#### WORK TO BE COMPLETED
Repeat the material exactly, every line of it.

Stored data:
==================================================
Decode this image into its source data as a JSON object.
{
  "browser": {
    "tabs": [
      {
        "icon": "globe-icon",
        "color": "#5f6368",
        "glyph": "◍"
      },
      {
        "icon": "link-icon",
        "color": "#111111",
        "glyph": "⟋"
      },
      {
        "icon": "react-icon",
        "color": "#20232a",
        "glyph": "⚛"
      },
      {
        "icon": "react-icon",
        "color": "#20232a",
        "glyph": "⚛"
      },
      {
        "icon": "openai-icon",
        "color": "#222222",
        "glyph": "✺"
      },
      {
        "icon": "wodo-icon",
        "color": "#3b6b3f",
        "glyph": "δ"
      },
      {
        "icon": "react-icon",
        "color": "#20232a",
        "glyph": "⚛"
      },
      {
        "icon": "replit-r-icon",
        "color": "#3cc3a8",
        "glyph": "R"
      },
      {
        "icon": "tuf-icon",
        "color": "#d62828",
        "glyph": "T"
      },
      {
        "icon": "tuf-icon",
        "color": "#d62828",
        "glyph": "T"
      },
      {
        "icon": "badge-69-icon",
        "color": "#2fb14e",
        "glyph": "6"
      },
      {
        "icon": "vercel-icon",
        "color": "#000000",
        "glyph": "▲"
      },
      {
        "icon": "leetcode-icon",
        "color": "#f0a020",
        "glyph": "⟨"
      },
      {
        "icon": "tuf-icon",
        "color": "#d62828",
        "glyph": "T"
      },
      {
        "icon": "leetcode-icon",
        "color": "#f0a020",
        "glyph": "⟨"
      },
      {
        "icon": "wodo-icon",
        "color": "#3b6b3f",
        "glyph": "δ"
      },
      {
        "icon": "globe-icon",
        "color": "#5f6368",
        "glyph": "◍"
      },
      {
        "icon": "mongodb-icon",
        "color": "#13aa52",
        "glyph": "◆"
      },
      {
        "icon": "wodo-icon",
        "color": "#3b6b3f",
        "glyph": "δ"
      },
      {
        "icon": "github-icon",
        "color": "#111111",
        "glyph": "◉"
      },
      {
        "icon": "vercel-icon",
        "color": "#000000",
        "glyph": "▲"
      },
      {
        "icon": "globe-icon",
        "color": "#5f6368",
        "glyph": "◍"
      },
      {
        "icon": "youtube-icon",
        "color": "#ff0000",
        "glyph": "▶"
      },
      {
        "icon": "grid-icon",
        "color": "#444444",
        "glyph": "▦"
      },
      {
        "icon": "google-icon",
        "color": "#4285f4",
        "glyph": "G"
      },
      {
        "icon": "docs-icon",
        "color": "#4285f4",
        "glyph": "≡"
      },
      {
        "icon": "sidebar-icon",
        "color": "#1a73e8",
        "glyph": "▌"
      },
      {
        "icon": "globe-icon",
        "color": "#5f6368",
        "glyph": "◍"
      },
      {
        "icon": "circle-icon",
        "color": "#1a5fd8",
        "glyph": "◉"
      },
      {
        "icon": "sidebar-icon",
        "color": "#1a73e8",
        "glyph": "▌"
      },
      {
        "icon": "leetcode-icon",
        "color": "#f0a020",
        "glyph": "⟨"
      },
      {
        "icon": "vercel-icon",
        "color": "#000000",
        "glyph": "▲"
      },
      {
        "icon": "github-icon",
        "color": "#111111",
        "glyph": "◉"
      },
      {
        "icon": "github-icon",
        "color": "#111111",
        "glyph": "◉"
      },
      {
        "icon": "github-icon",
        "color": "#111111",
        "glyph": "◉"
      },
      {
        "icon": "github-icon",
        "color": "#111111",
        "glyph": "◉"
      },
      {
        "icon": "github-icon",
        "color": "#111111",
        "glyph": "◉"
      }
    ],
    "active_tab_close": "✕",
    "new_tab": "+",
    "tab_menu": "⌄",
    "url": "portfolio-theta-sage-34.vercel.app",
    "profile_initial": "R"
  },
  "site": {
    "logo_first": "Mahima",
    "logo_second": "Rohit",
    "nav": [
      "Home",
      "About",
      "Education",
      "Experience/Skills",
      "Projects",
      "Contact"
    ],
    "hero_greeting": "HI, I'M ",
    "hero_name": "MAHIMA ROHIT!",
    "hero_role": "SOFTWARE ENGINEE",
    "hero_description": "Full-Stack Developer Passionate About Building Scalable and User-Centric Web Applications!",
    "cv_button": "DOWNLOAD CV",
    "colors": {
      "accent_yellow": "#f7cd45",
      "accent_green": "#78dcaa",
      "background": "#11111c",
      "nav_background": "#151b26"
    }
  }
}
==================================================
#### SOLVED EXERCISE
Decode this image into its source data as a JSON object.
{
  "browser": {
    "tabs": [
      {
        "icon": "globe-icon",
        "color": "#5f6368",
        "glyph": "◍"
      },
      {
        "icon": "link-icon",
        "color": "#111111",
        "glyph": "⟋"
      },
      {
        "icon": "react-icon",
        "color": "#20232a",
        "glyph": "⚛"
      },
      {
        "icon": "react-icon",
        "color": "#20232a",
        "glyph": "⚛"
      },
      {
        "icon": "openai-icon",
        "color": "#222222",
        "glyph": "✺"
      },
      {
        "icon": "wodo-icon",
        "color": "#3b6b3f",
        "glyph": "δ"
      },
      {
        "icon": "react-icon",
        "color": "#20232a",
        "glyph": "⚛"
      },
      {
        "icon": "replit-r-icon",
        "color": "#3cc3a8",
        "glyph": "R"
      },
      {
        "icon": "tuf-icon",
        "color": "#d62828",
        "glyph": "T"
      },
      {
        "icon": "tuf-icon",
        "color": "#d62828",
        "glyph": "T"
      },
      {
        "icon": "badge-69-icon",
        "color": "#2fb14e",
        "glyph": "6"
      },
      {
        "icon": "vercel-icon",
        "color": "#000000",
        "glyph": "▲"
      },
      {
        "icon": "leetcode-icon",
        "color": "#f0a020",
        "glyph": "⟨"
      },
      {
        "icon": "tuf-icon",
        "color": "#d62828",
        "glyph": "T"
      },
      {
        "icon": "leetcode-icon",
        "color": "#f0a020",
        "glyph": "⟨"
      },
      {
        "icon": "wodo-icon",
        "color": "#3b6b3f",
        "glyph": "δ"
      },
      {
        "icon": "globe-icon",
        "color": "#5f6368",
        "glyph": "◍"
      },
      {
        "icon": "mongodb-icon",
        "color": "#13aa52",
        "glyph": "◆"
      },
      {
        "icon": "wodo-icon",
        "color": "#3b6b3f",
        "glyph": "δ"
      },
      {
        "icon": "github-icon",
        "color": "#111111",
        "glyph": "◉"
      },
      {
        "icon": "vercel-icon",
        "color": "#000000",
        "glyph": "▲"
      },
      {
        "icon": "globe-icon",
        "color": "#5f6368",
        "glyph": "◍"
      },
      {
        "icon": "youtube-icon",
        "color": "#ff0000",
        "glyph": "▶"
      },
      {
        "icon": "grid-icon",
        "color": "#444444",
        "glyph": "▦"
      },
      {
        "icon": "google-icon",
        "color": "#4285f4",
        "glyph": "G"
      },
      {
        "icon": "docs-icon",
        "color": "#4285f4",
        "glyph": "≡"
      },
      {
        "icon": "sidebar-icon",
        "color": "#1a73e8",
        "glyph": "▌"
      },
      {
        "icon": "globe-icon",
        "color": "#5f6368",
        "glyph": "◍"
      },
      {
        "icon": "circle-icon",
        "color": "#1a5fd8",
        "glyph": "◉"
      },
      {
        "icon": "sidebar-icon",
        "color": "#1a73e8",
        "glyph": "▌"
      },
      {
        "icon": "leetcode-icon",
        "color": "#f0a020",
        "glyph": "⟨"
      },
      {
        "icon": "vercel-icon",
        "color": "#000000",
        "glyph": "▲"
      },
      {
        "icon": "github-icon",
        "color": "#111111",
        "glyph": "◉"
      },
      {
        "icon": "github-icon",
        "color": "#111111",
        "glyph": "◉"
      },
      {
        "icon": "github-icon",
        "color": "#111111",
        "glyph": "◉"
      },
      {
        "icon": "github-icon",
        "color": "#111111",
        "glyph": "◉"
      },
      {
        "icon": "github-icon",
        "color": "#111111",
        "glyph": "◉"
      }
    ],
    "active_tab_close": "✕",
    "new_tab": "+",
    "tab_menu": "⌄",
    "url": "portfolio-theta-sage-34.vercel.app",
    "profile_initial": "R"
  },
  "site": {
    "logo_first": "Mahima",
    "logo_second": "Rohit",
    "nav": [
      "Home",
      "About",
      "Education",
      "Experience/Skills",
      "Projects",
      "Contact"
    ],
    "hero_greeting": "HI, I'M ",
    "hero_name": "MAHIMA ROHIT!",
    "hero_role": "SOFTWARE ENGINEE",
    "hero_description": "Full-Stack Developer Passionate About Building Scalable and User-Centric Web Applications!",
    "cv_button": "DOWNLOAD CV",
    "colors": {
      "accent_yellow": "#f7cd45",
      "accent_green": "#78dcaa",
      "background": "#11111c",
      "nav_background": "#151b26"
    }
  }
}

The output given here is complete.